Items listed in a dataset
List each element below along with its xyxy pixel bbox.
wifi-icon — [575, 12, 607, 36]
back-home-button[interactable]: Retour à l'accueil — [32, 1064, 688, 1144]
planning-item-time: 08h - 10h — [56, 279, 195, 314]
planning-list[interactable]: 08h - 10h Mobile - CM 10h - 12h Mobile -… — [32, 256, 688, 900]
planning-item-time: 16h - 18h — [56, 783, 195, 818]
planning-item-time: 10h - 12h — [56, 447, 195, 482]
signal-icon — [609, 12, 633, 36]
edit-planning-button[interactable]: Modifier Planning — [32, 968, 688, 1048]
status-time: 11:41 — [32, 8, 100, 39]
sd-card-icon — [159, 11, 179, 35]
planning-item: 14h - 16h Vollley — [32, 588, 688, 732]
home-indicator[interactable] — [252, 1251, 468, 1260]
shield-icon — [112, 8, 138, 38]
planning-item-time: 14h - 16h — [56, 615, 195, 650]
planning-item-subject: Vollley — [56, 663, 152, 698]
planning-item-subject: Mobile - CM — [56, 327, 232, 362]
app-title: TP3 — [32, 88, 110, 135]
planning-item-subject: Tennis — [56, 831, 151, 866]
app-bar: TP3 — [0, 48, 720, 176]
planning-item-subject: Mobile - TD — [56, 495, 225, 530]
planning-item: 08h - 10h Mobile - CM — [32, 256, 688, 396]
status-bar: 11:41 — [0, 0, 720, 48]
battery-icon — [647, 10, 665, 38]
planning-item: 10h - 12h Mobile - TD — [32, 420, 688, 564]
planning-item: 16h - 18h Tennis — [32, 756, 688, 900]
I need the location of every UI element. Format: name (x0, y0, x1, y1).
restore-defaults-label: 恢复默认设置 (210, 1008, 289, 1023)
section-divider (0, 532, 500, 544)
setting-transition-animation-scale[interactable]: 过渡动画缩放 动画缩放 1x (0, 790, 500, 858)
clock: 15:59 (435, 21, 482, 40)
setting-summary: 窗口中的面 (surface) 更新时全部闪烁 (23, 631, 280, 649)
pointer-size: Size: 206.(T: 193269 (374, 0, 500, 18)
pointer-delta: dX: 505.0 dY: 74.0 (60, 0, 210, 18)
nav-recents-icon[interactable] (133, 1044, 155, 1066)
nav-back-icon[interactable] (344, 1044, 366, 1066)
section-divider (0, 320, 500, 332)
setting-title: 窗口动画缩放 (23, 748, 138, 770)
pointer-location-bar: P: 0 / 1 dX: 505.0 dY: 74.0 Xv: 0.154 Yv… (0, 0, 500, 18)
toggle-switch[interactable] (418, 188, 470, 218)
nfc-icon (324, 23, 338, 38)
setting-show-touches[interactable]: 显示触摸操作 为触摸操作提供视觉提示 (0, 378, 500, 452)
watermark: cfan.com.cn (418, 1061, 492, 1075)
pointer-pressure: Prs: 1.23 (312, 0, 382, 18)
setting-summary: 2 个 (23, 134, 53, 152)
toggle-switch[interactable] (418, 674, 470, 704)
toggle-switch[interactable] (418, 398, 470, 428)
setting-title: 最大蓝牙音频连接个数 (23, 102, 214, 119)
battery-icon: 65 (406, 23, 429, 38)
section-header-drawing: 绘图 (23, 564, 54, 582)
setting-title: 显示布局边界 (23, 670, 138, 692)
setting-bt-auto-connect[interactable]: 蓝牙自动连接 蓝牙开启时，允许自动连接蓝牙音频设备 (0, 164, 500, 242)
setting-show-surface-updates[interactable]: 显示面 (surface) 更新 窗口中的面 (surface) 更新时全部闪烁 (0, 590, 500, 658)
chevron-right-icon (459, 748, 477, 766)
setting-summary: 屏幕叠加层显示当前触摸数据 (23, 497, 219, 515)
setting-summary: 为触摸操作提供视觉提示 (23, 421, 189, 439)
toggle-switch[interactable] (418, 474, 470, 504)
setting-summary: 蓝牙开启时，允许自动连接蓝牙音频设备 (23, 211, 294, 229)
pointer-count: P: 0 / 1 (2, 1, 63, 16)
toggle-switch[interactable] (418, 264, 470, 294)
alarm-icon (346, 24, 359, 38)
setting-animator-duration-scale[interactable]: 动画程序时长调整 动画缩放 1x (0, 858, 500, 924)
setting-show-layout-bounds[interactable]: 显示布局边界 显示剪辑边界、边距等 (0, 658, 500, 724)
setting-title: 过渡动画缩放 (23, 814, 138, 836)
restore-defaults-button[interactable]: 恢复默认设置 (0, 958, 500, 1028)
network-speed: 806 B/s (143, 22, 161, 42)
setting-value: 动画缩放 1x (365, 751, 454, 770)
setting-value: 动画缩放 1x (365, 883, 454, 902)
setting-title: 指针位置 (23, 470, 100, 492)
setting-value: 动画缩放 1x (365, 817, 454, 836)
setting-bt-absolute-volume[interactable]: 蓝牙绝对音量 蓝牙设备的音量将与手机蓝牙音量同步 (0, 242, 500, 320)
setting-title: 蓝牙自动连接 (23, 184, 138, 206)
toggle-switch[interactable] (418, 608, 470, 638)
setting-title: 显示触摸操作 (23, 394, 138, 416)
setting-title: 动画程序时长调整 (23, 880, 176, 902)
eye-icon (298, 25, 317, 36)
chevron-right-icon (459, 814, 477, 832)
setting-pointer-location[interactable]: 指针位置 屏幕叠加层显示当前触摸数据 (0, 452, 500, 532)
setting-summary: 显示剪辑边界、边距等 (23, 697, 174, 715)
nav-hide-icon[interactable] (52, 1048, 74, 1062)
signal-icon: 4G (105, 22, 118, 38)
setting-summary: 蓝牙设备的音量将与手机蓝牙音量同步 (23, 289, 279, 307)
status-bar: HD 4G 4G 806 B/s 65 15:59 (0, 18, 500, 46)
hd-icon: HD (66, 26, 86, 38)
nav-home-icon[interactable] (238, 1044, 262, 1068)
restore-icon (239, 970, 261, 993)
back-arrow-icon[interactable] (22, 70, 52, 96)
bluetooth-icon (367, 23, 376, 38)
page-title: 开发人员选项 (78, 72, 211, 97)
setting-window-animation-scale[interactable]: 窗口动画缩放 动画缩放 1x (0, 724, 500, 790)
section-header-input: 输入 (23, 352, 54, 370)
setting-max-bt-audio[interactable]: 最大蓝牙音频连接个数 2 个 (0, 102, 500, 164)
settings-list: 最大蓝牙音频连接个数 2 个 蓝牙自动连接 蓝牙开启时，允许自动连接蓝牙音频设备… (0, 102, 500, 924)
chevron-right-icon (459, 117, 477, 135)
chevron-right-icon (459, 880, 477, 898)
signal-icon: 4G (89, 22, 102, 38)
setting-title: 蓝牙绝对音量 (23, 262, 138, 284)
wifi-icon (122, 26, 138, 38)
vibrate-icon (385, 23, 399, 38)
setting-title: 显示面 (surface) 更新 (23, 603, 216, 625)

## What you have to do
Format the items as a numbered list, from the first line through the line holding "signal-icon — [609, 12, 633, 36]", both included and with blank lines omitted.

## Right answer
1. List each element below along with its xyxy pixel bbox.
2. wifi-icon — [575, 12, 607, 36]
3. back-home-button[interactable]: Retour à l'accueil — [32, 1064, 688, 1144]
4. planning-item-time: 08h - 10h — [56, 279, 195, 314]
5. planning-list[interactable]: 08h - 10h Mobile - CM 10h - 12h Mobile -… — [32, 256, 688, 900]
6. planning-item-time: 16h - 18h — [56, 783, 195, 818]
7. planning-item-time: 10h - 12h — [56, 447, 195, 482]
8. signal-icon — [609, 12, 633, 36]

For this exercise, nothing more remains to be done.